# Supplied records
---
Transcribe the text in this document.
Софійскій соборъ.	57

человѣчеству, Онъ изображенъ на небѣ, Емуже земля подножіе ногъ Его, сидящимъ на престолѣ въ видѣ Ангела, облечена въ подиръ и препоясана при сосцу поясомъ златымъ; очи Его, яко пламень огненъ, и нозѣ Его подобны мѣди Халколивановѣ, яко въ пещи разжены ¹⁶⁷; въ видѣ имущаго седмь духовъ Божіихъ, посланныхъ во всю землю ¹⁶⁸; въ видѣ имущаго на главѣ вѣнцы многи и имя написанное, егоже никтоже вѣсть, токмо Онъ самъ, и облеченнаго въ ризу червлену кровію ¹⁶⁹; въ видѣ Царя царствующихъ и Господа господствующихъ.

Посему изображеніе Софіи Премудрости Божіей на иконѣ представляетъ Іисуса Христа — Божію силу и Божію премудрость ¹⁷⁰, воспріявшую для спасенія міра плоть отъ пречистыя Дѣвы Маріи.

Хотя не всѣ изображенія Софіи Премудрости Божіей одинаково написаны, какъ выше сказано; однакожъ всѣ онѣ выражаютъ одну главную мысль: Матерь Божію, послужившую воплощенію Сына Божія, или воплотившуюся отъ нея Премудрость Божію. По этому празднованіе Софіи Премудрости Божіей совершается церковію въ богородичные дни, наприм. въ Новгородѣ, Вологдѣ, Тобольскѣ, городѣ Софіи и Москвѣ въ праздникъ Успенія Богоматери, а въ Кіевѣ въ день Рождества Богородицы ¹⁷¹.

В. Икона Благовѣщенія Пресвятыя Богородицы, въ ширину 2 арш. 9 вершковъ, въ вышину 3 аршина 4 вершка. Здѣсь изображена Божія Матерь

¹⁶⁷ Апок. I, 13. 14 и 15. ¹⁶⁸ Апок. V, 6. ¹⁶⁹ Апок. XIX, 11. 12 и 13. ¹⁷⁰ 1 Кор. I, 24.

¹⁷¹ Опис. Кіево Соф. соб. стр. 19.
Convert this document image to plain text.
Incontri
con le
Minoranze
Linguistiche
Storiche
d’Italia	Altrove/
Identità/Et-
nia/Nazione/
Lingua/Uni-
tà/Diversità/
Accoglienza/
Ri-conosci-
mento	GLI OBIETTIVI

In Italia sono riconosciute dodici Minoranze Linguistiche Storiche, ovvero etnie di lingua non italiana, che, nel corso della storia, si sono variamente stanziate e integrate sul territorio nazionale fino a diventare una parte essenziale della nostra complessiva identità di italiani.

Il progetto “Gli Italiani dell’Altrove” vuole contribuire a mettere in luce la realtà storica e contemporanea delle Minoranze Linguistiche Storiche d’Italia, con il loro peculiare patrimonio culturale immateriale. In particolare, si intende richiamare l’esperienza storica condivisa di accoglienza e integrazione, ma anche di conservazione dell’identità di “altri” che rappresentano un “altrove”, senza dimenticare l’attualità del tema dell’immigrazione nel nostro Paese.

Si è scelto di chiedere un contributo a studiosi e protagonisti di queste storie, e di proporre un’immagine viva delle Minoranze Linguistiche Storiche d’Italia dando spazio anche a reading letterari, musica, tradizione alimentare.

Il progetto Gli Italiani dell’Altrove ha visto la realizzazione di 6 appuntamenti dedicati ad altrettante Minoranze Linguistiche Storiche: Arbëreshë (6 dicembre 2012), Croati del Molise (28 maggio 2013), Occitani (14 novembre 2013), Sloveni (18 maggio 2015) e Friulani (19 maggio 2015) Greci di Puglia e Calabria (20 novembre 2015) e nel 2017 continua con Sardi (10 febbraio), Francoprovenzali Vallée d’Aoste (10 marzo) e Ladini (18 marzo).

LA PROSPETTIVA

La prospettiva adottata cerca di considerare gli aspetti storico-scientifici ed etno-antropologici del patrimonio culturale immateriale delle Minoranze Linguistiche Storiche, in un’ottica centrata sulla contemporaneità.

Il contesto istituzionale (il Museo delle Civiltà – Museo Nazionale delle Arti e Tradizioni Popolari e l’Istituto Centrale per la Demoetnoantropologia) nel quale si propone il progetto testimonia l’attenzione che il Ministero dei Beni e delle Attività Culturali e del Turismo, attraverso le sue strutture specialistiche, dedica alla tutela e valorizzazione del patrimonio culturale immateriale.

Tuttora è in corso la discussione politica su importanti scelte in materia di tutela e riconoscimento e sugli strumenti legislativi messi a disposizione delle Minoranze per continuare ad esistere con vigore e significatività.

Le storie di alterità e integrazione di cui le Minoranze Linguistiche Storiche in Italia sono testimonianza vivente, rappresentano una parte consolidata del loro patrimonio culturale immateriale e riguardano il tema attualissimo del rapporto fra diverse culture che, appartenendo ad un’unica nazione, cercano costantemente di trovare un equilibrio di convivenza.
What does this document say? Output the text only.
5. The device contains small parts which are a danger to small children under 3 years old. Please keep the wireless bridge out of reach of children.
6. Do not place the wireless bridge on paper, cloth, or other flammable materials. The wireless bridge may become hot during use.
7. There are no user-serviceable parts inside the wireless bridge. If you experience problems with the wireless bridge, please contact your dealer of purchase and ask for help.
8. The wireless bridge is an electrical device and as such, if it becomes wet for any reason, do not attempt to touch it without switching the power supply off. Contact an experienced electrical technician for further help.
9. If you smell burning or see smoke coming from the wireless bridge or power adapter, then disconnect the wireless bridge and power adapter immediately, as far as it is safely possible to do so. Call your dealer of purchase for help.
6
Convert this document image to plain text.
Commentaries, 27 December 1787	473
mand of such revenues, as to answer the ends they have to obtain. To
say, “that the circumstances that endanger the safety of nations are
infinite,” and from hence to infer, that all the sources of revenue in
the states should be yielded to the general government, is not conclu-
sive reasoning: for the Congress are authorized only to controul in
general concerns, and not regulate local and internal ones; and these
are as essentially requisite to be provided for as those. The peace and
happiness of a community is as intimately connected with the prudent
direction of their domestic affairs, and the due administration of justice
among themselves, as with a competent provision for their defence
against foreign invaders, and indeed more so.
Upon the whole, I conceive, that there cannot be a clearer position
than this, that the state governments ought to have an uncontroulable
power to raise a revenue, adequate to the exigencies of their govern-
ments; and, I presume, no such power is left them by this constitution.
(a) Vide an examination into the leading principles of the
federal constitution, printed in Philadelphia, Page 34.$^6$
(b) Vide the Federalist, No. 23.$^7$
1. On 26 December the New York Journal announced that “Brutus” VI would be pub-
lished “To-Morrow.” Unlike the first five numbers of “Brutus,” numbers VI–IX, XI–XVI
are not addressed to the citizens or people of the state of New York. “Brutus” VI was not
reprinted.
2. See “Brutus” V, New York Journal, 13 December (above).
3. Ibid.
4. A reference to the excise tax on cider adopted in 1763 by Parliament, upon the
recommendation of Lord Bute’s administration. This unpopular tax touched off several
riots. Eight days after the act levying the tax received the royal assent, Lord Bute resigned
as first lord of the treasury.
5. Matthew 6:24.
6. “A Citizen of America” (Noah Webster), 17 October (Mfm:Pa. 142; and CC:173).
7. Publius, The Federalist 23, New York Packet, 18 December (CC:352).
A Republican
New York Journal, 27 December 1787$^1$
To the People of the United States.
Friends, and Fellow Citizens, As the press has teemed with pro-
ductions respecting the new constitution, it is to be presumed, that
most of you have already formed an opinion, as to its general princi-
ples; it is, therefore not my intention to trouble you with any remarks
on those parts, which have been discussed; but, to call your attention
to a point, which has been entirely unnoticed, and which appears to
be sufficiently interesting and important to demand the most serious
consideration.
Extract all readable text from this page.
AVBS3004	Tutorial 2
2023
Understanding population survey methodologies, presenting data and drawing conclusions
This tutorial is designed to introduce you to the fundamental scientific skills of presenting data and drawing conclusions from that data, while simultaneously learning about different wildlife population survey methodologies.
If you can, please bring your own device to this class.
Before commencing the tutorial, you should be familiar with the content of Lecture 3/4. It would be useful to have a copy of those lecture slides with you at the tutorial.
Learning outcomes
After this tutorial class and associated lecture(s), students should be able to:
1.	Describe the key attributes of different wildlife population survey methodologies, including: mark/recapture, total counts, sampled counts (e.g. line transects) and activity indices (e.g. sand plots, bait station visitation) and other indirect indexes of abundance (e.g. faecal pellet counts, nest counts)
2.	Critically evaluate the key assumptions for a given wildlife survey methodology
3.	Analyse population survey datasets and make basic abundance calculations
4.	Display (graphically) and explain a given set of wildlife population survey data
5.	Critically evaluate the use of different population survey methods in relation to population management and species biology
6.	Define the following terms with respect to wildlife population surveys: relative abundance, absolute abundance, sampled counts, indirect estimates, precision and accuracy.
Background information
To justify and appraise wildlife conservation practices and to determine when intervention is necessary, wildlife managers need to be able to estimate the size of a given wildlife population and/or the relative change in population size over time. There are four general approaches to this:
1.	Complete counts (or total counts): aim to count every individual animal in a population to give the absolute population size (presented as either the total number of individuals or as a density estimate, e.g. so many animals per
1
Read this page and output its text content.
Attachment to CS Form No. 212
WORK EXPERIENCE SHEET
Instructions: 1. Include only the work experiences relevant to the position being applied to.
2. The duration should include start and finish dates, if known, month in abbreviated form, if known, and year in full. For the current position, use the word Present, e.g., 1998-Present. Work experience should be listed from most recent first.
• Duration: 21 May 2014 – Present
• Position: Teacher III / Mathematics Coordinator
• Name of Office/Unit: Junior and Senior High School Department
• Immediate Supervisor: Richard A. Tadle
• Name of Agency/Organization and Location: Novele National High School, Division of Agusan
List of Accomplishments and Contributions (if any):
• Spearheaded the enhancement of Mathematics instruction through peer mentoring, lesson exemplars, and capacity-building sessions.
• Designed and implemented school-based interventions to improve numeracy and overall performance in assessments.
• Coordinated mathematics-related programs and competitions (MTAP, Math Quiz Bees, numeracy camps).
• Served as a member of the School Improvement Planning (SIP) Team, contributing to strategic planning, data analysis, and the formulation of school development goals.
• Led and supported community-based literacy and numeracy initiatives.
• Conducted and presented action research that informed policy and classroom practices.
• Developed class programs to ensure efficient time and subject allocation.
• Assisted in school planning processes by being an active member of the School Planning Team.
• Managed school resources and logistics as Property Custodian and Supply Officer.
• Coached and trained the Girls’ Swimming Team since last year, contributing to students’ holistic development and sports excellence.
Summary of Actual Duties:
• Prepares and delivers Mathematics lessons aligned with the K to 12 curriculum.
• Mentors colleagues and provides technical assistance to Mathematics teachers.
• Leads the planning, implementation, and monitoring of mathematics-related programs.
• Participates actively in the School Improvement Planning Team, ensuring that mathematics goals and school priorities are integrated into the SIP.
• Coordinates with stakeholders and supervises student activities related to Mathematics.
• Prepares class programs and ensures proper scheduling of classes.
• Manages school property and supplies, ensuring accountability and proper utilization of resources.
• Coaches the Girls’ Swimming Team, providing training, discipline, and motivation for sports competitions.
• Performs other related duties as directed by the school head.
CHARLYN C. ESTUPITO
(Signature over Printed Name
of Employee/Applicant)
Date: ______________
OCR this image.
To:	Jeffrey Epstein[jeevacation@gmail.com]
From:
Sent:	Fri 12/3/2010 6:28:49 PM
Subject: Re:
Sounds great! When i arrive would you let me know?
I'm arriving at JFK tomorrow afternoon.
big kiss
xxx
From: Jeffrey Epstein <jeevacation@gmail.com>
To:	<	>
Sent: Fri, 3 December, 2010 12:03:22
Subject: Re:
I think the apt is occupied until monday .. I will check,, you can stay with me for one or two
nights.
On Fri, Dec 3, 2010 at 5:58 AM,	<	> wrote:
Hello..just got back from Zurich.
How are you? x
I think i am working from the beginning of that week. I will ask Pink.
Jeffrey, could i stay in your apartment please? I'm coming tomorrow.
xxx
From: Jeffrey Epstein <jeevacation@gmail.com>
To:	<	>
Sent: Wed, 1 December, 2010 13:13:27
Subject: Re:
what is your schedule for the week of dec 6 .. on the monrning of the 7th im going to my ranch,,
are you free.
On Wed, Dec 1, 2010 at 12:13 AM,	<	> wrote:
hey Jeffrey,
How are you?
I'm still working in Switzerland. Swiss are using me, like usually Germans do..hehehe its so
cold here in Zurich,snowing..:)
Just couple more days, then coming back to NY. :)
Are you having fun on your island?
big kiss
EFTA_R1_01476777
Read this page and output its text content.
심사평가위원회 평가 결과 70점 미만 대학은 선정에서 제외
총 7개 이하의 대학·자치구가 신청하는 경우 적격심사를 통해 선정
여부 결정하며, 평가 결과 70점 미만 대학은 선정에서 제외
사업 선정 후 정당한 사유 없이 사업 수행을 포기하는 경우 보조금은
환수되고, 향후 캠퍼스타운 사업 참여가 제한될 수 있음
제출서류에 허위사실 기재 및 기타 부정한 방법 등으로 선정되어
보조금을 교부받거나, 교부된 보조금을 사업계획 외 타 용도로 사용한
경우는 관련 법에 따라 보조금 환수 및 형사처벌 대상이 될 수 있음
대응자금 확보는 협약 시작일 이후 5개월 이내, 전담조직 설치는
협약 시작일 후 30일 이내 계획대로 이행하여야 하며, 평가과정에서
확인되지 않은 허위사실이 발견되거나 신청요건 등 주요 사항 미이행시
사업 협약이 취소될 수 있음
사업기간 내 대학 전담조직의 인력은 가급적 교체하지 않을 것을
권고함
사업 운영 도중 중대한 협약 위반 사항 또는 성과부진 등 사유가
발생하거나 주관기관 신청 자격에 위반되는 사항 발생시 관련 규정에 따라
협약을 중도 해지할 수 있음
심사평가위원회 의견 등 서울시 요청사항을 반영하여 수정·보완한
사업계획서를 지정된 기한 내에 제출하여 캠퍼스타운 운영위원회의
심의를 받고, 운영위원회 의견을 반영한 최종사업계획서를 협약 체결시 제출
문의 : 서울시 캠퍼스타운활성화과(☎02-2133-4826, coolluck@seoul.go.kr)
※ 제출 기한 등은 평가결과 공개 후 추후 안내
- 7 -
---
# Task statement
Gather each line of the records holding the string "power".

# Reply
8. The wireless bridge is an electrical device and as such, if it becomes wet for any reason, do not attempt to touch it without switching the power supply off. Contact an experienced electrical technician for further help.
9. If you smell burning or see smoke coming from the wireless bridge or power adapter, then disconnect the wireless bridge and power adapter immediately, as far as it is safely possible to do so. Call your dealer of purchase for help.
power to raise a revenue, adequate to the exigencies of their govern-
ments; and, I presume, no such power is left them by this constitution.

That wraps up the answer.